## WRITTEN INSTRUCTION
Scan the records below. List lines holding "рождения".

--- begin PROVIDED MATERIAL ---

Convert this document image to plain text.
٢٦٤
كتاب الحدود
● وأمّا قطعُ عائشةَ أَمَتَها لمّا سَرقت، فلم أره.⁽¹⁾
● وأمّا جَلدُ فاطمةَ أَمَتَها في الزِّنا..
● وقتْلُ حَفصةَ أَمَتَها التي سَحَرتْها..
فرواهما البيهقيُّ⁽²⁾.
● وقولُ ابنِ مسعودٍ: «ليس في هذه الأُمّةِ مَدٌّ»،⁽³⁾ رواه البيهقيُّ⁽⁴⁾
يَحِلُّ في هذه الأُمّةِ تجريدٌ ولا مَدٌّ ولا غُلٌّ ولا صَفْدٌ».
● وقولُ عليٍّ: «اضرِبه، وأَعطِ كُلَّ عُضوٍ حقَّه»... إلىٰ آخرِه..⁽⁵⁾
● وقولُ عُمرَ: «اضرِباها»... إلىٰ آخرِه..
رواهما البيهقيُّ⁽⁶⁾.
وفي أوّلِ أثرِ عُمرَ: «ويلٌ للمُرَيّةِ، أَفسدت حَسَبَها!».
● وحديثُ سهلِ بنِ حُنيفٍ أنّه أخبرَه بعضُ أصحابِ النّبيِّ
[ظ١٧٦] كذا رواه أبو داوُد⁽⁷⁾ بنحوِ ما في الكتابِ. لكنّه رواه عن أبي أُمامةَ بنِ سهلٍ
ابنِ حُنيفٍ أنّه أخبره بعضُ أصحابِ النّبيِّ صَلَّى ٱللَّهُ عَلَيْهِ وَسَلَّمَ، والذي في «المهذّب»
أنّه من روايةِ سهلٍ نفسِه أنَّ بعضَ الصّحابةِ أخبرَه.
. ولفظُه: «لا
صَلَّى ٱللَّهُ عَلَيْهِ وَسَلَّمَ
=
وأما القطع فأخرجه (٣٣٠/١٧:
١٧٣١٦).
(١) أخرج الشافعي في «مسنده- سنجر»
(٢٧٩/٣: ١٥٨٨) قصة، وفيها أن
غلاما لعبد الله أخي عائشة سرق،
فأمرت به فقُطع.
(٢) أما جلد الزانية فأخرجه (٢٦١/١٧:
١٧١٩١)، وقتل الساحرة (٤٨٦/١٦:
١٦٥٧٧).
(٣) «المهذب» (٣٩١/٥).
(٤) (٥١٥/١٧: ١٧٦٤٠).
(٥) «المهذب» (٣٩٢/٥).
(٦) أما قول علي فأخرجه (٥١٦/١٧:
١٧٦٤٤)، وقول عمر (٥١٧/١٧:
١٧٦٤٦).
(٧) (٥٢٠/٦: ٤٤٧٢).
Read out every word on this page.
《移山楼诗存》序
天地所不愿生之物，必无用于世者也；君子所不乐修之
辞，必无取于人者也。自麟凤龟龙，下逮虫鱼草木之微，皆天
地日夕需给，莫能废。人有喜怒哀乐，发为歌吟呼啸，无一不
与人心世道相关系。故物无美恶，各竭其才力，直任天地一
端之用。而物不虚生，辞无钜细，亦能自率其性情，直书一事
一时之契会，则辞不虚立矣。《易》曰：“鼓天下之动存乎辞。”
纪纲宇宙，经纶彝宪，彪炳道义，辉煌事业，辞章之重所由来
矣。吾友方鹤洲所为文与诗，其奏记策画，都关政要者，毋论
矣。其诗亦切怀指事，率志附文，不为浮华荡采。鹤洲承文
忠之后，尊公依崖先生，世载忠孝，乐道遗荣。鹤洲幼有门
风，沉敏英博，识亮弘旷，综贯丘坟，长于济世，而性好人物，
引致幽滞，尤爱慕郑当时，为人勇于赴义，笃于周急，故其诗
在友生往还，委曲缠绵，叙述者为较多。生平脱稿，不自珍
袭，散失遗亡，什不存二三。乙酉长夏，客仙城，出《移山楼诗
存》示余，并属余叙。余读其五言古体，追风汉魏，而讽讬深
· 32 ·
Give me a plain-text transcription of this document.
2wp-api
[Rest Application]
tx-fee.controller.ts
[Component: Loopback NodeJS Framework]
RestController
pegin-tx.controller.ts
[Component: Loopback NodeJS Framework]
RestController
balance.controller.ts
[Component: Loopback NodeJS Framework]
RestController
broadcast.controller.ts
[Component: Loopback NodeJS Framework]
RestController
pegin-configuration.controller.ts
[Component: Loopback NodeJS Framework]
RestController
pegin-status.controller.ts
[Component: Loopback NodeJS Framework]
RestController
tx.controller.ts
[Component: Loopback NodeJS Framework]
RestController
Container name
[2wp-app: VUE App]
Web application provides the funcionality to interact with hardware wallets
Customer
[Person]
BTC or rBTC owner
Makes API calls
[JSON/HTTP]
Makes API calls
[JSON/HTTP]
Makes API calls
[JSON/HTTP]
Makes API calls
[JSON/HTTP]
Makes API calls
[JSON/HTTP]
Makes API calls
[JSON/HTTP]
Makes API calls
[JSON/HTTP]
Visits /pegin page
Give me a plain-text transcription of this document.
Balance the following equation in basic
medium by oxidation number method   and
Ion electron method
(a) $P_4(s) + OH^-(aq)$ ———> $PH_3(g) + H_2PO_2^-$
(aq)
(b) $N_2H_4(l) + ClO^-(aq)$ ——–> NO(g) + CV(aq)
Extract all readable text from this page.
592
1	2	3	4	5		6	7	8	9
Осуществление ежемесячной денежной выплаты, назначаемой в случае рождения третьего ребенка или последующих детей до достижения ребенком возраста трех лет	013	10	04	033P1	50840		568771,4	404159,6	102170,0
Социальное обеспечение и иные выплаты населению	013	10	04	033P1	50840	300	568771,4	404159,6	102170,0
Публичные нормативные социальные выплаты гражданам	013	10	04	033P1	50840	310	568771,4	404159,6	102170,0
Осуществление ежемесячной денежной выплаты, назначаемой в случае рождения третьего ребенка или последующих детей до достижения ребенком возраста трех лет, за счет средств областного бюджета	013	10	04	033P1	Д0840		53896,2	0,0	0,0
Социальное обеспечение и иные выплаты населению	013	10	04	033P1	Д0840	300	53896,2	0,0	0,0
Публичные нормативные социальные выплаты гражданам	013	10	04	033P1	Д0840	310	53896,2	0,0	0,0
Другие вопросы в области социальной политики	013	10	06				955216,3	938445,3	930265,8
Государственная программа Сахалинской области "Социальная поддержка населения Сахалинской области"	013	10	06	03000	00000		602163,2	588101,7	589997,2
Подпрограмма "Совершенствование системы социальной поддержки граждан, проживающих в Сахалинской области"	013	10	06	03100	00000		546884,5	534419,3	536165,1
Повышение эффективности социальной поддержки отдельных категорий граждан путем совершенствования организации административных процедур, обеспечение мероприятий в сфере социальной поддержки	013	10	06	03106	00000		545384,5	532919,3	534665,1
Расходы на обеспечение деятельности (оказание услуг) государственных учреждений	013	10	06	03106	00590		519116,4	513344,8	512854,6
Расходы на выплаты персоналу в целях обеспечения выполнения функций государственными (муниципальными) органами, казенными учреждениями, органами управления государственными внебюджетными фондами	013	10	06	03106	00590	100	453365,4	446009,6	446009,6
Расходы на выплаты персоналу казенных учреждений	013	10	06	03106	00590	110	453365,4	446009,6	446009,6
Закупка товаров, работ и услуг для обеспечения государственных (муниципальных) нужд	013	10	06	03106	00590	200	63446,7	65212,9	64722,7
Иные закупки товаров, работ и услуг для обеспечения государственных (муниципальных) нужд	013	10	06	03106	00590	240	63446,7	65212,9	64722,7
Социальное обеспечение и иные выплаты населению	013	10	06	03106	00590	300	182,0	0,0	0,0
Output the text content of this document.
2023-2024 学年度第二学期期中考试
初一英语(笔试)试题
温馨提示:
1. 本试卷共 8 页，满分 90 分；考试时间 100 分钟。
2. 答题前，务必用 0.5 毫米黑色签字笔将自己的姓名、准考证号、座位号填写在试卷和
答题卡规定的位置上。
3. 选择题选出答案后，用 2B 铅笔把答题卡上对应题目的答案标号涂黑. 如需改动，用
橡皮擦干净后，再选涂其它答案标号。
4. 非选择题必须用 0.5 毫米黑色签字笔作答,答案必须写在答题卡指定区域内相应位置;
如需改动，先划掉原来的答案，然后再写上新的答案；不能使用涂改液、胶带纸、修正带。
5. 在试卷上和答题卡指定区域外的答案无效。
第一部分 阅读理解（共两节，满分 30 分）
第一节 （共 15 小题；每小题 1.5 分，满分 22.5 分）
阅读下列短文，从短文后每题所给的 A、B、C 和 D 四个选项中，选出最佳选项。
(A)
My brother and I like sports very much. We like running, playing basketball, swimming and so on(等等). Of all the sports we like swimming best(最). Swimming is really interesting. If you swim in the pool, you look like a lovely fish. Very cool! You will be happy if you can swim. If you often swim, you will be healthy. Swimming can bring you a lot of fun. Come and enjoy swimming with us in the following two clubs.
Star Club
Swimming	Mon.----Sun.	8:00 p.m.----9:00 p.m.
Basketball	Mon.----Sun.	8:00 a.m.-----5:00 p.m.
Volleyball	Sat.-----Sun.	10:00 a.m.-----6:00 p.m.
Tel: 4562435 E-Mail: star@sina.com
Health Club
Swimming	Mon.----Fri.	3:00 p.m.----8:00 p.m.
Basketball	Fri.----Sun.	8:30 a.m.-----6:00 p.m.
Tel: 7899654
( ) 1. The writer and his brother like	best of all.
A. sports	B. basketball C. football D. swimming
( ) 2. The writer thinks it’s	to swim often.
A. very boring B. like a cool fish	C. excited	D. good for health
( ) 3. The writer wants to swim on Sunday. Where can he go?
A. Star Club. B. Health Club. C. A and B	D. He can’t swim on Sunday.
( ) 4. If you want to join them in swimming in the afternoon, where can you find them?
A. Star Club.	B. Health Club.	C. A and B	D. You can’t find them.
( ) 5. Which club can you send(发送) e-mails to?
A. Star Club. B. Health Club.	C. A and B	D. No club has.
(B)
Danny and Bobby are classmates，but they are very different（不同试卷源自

--- end PROVIDED MATERIAL ---

## SOLUTION TO THE EXERCISE
Осуществление ежемесячной денежной выплаты, назначаемой в случае рождения третьего ребенка или последующих детей до достижения ребенком возраста трех лет	013	10	04	033P1	50840		568771,4	404159,6	102170,0
Осуществление ежемесячной денежной выплаты, назначаемой в случае рождения третьего ребенка или последующих детей до достижения ребенком возраста трех лет, за счет средств областного бюджета	013	10	04	033P1	Д0840		53896,2	0,0	0,0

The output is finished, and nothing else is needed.